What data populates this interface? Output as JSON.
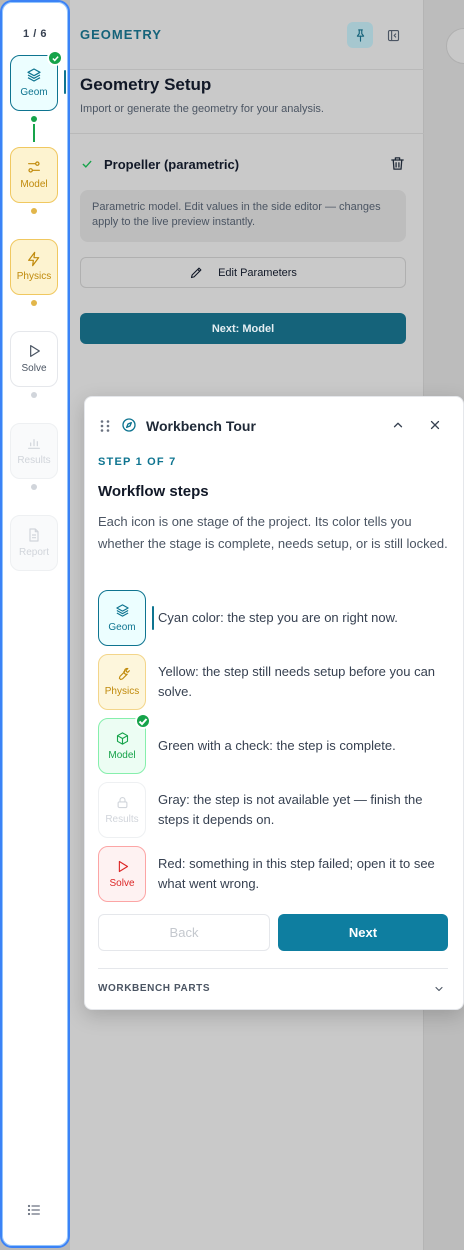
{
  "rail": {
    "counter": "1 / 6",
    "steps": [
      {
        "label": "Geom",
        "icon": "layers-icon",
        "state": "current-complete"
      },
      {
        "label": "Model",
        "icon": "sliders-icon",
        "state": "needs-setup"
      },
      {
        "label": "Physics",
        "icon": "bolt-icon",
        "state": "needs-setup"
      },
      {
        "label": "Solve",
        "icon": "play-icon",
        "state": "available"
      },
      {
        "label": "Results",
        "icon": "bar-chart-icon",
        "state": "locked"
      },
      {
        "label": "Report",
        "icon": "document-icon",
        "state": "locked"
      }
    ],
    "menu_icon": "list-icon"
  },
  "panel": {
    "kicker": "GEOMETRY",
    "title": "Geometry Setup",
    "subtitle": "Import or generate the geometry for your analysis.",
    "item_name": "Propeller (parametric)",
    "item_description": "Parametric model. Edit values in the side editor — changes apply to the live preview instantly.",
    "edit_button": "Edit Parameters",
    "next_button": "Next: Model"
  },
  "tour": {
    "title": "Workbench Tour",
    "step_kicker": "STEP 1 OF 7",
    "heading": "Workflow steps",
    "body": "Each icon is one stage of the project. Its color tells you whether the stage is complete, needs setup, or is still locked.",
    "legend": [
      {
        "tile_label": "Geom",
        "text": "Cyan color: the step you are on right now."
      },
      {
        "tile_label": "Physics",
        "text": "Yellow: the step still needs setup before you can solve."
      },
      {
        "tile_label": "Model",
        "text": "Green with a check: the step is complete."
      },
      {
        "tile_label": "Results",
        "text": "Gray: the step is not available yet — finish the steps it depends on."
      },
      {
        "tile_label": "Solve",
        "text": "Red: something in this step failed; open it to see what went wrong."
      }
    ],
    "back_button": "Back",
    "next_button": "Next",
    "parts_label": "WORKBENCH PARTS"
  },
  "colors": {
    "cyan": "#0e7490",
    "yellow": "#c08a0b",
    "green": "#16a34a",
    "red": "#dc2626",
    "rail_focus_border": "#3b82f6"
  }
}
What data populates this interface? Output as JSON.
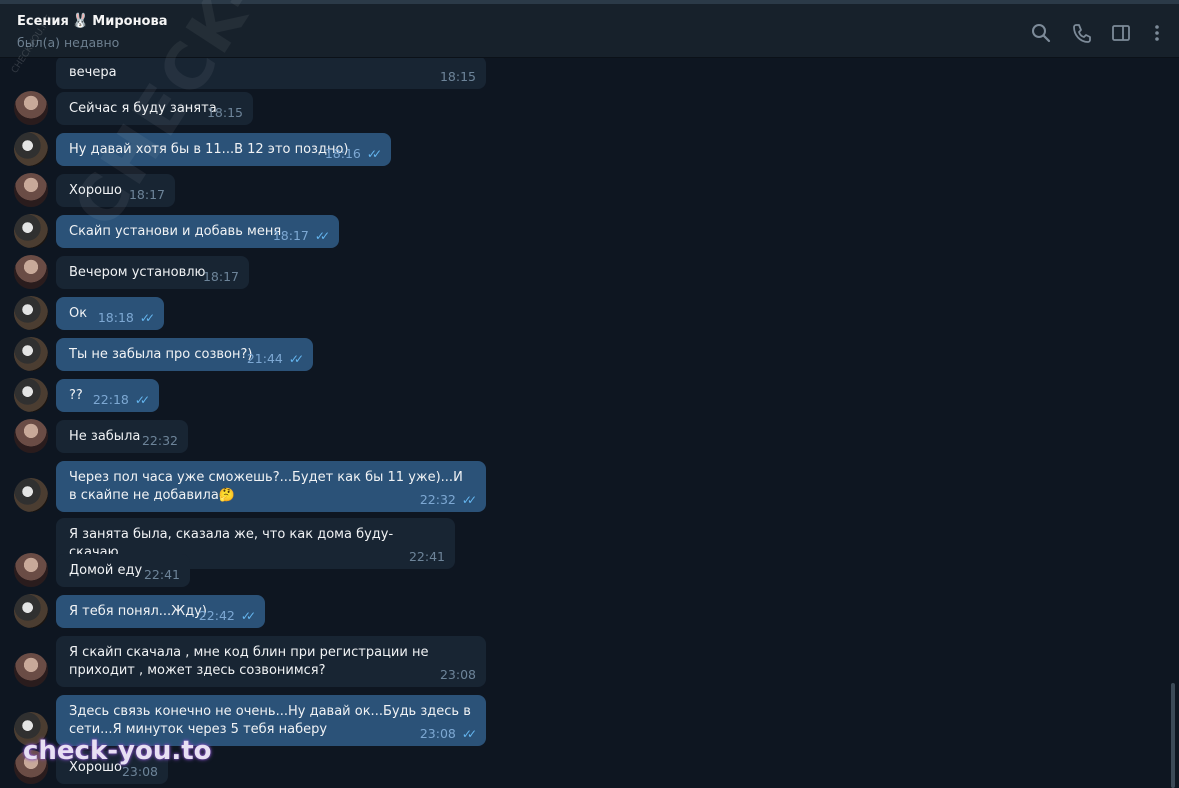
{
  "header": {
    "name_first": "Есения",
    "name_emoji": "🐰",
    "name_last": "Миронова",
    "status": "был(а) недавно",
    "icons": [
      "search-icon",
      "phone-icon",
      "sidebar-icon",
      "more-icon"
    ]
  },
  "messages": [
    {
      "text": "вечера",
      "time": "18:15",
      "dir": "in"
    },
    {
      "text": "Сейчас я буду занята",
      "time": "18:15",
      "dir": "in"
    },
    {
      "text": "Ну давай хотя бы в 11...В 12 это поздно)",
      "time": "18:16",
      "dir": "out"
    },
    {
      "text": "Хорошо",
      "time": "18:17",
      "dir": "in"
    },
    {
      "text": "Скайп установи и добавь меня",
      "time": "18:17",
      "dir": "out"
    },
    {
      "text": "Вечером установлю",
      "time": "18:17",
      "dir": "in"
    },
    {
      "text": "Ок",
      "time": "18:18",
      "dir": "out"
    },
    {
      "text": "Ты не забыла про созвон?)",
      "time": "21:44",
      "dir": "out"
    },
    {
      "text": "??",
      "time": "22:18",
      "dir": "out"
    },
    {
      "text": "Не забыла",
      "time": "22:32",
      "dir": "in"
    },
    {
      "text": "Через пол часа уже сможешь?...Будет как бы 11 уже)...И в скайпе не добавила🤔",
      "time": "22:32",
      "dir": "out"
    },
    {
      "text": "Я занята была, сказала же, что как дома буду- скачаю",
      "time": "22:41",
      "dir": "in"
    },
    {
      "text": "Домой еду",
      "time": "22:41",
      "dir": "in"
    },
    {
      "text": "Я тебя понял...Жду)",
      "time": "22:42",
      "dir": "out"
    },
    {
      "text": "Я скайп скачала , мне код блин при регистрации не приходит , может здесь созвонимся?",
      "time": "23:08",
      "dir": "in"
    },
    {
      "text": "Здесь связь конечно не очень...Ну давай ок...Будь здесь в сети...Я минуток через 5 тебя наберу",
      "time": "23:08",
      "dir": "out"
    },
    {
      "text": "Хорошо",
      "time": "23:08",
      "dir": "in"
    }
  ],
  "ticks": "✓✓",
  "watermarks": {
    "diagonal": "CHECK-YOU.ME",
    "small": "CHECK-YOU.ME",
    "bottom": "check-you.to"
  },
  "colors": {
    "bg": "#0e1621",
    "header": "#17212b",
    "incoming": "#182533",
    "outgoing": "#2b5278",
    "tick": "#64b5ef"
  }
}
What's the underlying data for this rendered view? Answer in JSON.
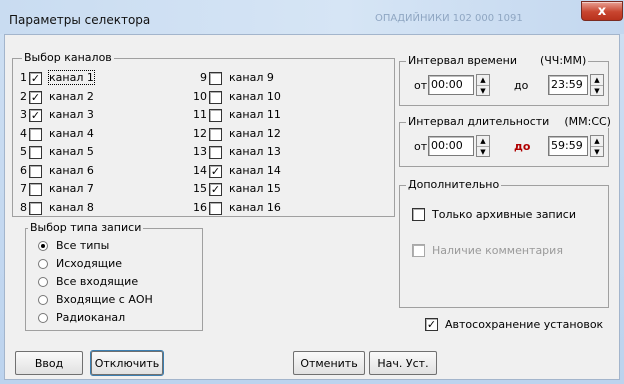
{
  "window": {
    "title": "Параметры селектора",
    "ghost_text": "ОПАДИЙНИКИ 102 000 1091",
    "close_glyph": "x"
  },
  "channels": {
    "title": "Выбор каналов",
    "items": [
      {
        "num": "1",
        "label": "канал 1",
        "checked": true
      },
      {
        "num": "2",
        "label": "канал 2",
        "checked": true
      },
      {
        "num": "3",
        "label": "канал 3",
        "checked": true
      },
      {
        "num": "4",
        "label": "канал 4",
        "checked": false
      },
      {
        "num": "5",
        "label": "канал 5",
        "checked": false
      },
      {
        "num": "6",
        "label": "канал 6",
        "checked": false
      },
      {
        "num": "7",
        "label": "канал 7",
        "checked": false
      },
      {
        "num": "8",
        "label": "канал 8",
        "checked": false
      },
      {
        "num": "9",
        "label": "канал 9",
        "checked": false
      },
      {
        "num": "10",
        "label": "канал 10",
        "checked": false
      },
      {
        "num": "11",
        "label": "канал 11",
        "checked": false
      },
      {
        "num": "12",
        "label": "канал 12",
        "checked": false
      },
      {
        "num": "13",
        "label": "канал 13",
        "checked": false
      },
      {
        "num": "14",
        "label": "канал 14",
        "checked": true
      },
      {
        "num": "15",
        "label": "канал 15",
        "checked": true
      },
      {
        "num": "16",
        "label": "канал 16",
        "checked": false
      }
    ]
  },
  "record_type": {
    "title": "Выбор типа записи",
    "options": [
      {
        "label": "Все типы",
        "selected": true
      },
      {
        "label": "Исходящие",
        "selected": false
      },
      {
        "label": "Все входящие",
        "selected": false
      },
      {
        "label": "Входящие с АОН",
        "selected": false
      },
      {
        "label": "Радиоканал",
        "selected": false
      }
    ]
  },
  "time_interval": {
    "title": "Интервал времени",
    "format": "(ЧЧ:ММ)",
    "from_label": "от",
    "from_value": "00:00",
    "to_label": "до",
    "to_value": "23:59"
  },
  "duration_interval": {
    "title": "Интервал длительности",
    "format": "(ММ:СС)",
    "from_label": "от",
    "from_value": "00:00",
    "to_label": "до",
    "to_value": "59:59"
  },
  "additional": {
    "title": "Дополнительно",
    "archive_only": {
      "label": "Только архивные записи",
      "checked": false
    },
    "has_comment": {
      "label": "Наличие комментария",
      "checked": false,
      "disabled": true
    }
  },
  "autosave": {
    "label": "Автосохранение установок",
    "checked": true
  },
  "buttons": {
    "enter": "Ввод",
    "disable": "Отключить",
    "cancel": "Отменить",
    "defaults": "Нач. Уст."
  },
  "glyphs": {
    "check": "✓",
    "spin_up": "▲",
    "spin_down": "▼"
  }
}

....................

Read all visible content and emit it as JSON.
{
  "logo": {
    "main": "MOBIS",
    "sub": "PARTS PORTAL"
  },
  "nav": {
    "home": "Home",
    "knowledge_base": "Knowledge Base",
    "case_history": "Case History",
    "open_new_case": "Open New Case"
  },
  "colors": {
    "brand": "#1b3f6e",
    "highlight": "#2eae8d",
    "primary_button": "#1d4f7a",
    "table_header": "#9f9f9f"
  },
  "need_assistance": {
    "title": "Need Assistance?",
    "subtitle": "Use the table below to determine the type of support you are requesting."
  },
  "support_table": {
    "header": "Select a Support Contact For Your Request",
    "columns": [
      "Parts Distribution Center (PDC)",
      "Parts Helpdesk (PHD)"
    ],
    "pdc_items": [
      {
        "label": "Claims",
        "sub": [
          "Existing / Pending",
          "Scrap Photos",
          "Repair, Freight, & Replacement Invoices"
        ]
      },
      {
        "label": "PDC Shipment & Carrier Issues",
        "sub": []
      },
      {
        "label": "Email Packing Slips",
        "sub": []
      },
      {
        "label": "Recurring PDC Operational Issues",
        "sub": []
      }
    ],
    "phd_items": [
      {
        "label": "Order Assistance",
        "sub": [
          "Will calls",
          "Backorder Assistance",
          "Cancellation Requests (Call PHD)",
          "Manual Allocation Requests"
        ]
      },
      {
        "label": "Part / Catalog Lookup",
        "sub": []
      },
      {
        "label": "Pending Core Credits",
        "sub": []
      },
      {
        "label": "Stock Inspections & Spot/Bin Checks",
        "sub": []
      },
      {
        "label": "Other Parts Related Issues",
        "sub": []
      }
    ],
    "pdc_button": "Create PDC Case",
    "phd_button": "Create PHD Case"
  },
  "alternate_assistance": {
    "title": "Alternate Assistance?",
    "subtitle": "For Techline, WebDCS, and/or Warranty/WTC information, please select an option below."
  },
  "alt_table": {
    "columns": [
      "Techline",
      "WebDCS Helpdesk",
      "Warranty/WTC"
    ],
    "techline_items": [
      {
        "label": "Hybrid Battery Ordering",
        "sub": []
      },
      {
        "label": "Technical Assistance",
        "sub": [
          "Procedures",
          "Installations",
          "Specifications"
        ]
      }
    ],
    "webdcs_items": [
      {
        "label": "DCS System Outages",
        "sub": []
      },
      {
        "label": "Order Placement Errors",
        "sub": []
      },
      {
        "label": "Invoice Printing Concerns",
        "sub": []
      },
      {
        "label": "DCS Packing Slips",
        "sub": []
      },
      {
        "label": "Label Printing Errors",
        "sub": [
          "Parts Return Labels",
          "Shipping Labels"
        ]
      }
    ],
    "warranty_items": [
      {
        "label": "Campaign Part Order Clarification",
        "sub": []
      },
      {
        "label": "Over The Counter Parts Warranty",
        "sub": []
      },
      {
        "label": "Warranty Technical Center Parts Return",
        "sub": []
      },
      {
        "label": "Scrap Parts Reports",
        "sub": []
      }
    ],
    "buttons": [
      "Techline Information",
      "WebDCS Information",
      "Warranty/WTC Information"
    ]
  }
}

....................

Pick out all lines from the data above in which the word "still" appears.

    "body": "Each icon is one stage of the project. Its color tells you whether the stage is complete, needs setup, or is still locked.",
        "text": "Yellow: the step still needs setup before you can solve."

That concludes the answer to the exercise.